Task directions
Please write out again everything in the material from the line containing "Output each element" down to the line containing "- button[interactable]: ?123: [78, 264, 100, 275]", both lines included, and leave the pictures out.

Information shown
# # # # #

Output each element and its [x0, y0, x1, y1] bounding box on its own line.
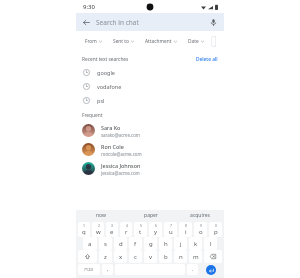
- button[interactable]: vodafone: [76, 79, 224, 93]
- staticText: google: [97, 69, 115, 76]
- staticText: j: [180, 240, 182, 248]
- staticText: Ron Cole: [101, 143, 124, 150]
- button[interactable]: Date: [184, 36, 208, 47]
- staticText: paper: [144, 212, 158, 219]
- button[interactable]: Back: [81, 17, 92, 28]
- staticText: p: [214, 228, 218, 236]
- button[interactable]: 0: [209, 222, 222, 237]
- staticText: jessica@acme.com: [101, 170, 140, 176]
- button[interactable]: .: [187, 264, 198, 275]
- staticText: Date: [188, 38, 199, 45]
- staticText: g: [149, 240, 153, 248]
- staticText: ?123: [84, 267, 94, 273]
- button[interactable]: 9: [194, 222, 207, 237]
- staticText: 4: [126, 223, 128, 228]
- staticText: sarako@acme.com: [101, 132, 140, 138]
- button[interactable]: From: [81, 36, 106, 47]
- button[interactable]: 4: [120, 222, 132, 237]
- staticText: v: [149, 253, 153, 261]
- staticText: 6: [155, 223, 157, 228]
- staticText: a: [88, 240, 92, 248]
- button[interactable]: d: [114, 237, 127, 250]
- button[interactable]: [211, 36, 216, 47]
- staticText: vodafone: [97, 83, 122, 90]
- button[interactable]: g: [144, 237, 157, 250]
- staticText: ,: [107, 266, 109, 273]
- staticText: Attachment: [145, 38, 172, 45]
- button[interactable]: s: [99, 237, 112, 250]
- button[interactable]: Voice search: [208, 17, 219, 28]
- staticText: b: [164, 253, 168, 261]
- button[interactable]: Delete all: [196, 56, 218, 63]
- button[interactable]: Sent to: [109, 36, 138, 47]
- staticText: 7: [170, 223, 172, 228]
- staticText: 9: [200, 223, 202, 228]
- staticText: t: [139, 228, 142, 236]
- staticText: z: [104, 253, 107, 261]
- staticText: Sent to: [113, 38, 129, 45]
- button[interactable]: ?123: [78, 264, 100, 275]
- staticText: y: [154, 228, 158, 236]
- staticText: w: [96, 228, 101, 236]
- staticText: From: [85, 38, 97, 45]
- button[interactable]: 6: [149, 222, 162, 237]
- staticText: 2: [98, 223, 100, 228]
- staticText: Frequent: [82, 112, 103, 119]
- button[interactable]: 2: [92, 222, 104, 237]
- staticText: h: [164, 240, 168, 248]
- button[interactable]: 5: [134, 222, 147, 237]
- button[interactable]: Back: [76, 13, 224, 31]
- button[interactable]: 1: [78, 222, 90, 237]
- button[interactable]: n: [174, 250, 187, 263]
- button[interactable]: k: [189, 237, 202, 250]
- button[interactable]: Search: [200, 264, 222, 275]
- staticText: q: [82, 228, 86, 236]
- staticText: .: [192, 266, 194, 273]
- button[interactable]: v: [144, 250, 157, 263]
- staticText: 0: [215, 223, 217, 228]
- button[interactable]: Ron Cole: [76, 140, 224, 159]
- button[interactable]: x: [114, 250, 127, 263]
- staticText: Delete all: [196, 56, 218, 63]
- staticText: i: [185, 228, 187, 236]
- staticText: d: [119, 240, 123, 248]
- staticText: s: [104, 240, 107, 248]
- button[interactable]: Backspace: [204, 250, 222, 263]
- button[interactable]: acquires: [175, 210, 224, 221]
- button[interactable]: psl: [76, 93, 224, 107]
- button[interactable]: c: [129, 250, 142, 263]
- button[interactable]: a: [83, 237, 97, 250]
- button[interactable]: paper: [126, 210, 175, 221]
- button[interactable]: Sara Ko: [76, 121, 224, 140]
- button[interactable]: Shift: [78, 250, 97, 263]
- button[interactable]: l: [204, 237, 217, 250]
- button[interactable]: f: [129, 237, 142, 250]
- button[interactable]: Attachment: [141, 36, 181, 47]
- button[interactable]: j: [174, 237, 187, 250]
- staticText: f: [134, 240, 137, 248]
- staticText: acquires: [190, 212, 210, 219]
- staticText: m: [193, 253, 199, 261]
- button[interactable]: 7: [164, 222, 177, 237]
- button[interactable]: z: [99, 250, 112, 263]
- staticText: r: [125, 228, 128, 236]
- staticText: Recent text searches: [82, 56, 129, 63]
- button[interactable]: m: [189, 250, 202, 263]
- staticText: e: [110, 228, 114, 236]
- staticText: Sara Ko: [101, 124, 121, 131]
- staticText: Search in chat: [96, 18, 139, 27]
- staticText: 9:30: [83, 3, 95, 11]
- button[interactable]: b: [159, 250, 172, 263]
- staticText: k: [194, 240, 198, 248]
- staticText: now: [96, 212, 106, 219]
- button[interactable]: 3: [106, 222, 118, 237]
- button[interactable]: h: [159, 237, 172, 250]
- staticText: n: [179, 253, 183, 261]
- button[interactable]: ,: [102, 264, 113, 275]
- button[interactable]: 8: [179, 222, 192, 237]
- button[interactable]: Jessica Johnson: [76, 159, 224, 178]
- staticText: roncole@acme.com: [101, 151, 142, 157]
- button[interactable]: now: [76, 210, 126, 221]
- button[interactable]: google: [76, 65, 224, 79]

# # # # #

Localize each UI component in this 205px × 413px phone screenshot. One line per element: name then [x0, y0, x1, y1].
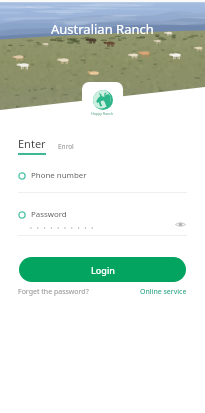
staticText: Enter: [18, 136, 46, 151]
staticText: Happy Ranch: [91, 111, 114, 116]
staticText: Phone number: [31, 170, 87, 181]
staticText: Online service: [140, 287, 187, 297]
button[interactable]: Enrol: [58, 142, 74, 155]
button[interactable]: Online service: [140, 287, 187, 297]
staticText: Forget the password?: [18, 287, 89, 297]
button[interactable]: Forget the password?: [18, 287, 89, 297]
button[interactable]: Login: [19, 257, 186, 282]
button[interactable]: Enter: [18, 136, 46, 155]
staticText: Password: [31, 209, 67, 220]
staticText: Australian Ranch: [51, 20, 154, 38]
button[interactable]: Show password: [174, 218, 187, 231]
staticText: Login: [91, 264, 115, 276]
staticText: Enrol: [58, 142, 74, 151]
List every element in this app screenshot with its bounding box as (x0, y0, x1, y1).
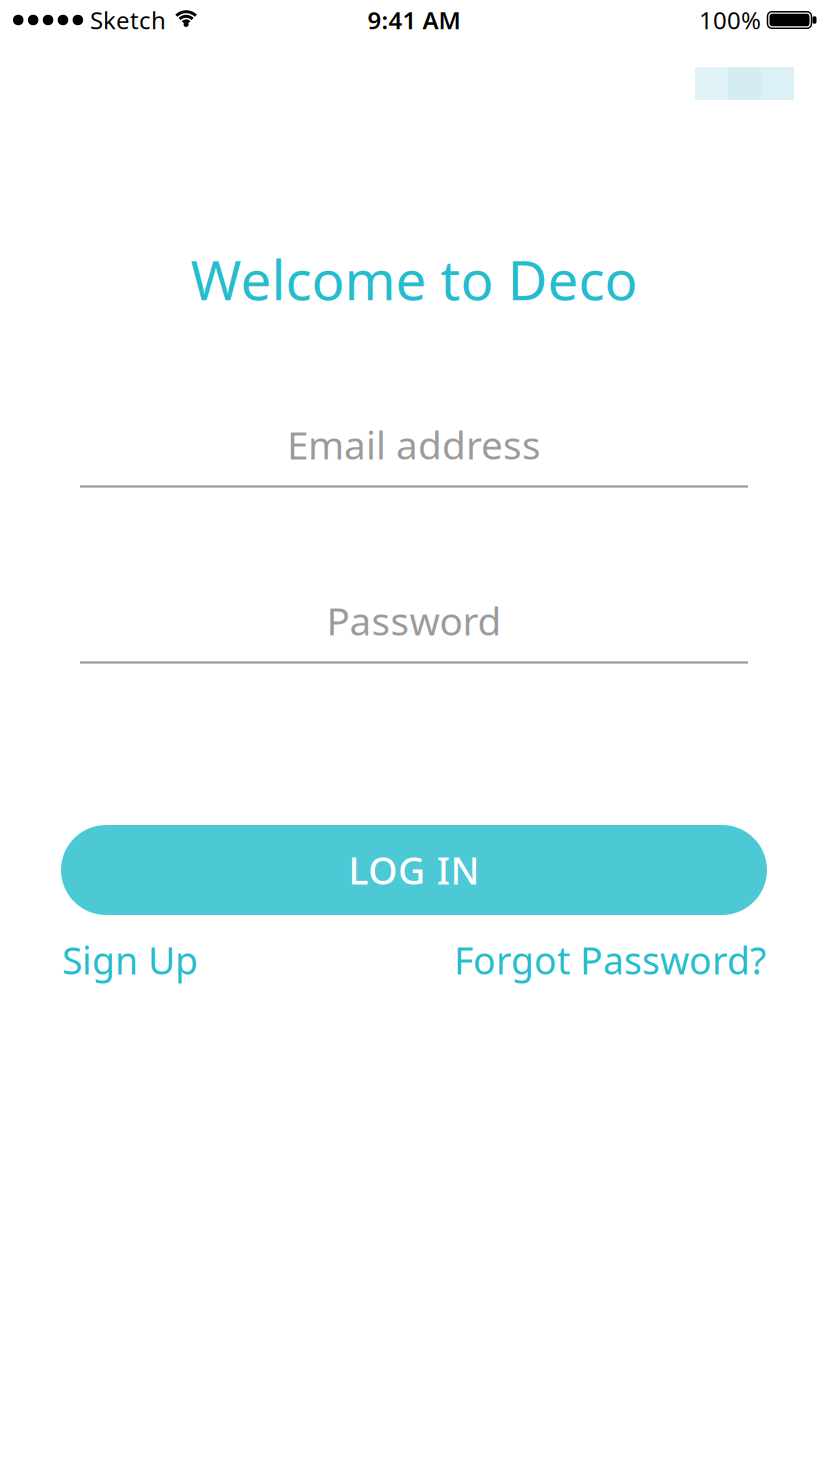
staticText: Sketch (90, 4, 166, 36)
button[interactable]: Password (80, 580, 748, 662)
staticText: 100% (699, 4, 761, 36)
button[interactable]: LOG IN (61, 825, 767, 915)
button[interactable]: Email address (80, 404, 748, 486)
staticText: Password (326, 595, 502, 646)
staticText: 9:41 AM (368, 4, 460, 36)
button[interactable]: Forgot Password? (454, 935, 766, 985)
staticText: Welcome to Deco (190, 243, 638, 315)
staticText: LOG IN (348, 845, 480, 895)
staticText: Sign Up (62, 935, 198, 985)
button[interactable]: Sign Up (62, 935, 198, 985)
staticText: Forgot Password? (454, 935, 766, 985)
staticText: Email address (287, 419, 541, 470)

# # # # #

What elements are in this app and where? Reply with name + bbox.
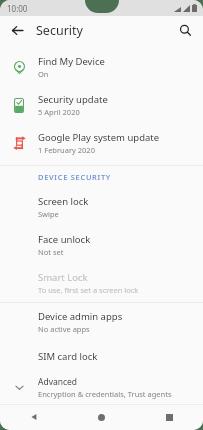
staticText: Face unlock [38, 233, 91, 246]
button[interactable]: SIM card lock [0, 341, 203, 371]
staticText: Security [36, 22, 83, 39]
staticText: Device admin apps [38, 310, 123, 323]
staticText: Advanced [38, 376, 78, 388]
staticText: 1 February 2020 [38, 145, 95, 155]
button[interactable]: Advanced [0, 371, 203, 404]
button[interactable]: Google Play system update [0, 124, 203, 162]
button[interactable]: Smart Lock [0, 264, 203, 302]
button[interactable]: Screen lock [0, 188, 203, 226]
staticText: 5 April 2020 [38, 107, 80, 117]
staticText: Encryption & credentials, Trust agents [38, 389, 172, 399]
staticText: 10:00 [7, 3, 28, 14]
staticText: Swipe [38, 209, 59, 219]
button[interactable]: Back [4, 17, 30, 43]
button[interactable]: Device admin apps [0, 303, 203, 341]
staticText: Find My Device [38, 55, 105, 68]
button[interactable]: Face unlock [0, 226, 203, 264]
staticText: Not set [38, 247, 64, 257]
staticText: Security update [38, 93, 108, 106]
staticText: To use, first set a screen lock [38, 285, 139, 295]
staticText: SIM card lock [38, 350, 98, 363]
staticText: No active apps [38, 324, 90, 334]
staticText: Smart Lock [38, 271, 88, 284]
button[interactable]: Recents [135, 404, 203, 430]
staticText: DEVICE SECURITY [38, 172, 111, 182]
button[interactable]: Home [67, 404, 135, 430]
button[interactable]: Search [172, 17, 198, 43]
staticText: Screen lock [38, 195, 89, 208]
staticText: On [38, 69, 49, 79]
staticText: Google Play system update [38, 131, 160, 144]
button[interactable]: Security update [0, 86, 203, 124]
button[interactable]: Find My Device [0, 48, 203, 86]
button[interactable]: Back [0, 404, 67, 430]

# # # # #

Solution
Output each element and its [x0, y0, x1, y1] bounding box on its own line.
- button[interactable]: vodafone: [76, 79, 224, 93]
- staticText: google: [97, 69, 115, 76]
- staticText: j: [180, 240, 182, 248]
- staticText: Ron Cole: [101, 143, 124, 150]
- button[interactable]: Date: [184, 36, 208, 47]
- staticText: paper: [144, 212, 158, 219]
- button[interactable]: Back: [81, 17, 92, 28]
- staticText: p: [214, 228, 218, 236]
- button[interactable]: 0: [209, 222, 222, 237]
- staticText: jessica@acme.com: [101, 170, 140, 176]
- button[interactable]: .: [187, 264, 198, 275]
- staticText: Date: [188, 38, 199, 45]
- staticText: g: [149, 240, 153, 248]
- staticText: ?123: [84, 267, 94, 273]
- button[interactable]: 9: [194, 222, 207, 237]
- staticText: 4: [126, 223, 128, 228]
- staticText: sarako@acme.com: [101, 132, 140, 138]
- button[interactable]: From: [81, 36, 106, 47]
- button[interactable]: 4: [120, 222, 132, 237]
- staticText: v: [149, 253, 153, 261]
- staticText: 6: [155, 223, 157, 228]
- staticText: a: [88, 240, 92, 248]
- button[interactable]: d: [114, 237, 127, 250]
- button[interactable]: [211, 36, 216, 47]
- staticText: vodafone: [97, 83, 122, 90]
- button[interactable]: g: [144, 237, 157, 250]
- staticText: ,: [107, 266, 109, 273]
- staticText: Attachment: [145, 38, 172, 45]
- button[interactable]: s: [99, 237, 112, 250]
- button[interactable]: Voice search: [208, 17, 219, 28]
- staticText: b: [164, 253, 168, 261]
- button[interactable]: Delete all: [196, 56, 218, 63]
- button[interactable]: Sent to: [109, 36, 138, 47]
- staticText: 7: [170, 223, 172, 228]
- staticText: 9: [200, 223, 202, 228]
- staticText: t: [139, 228, 142, 236]
- staticText: z: [104, 253, 107, 261]
- staticText: Sent to: [113, 38, 129, 45]
- button[interactable]: ?123: [78, 264, 100, 275]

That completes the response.